WHAT THE EXERCISE ASKS ▸
From the items below, keep only the lines that contain the string "milestone" and copy them out.

DATA LISTING ▸
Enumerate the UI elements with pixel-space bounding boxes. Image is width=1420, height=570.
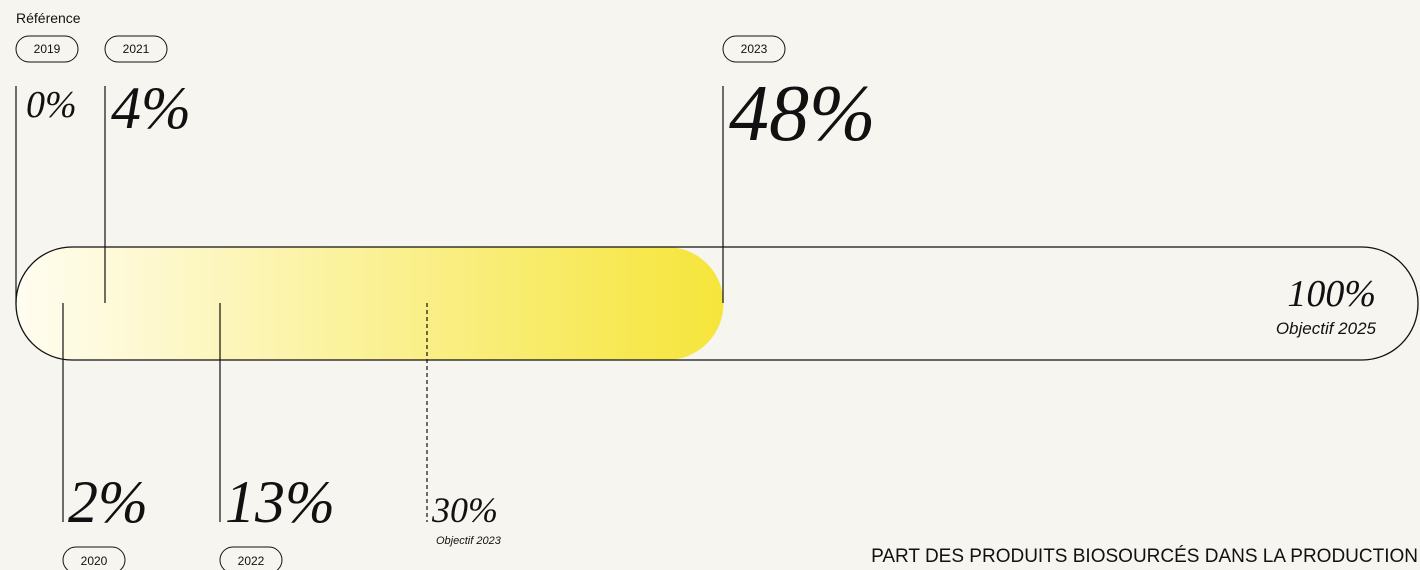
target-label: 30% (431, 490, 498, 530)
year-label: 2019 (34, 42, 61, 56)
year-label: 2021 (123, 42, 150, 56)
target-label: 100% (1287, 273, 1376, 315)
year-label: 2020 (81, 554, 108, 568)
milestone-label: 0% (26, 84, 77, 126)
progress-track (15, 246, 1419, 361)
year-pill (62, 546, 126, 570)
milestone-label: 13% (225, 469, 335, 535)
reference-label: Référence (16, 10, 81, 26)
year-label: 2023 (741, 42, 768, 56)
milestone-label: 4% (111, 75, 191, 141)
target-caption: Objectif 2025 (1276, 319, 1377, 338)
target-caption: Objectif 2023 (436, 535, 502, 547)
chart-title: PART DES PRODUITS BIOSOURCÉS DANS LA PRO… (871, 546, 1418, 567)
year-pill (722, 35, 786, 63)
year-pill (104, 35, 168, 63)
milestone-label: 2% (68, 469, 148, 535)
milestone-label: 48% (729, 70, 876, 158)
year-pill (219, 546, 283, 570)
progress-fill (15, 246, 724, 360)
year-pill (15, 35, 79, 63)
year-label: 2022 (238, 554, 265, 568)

ANSWER BELOW ▸
milestone-label: 0% (26, 84, 77, 126)
milestone-label: 13% (225, 469, 335, 535)
milestone-label: 4% (111, 75, 191, 141)
milestone-label: 2% (68, 469, 148, 535)
milestone-label: 48% (729, 70, 876, 158)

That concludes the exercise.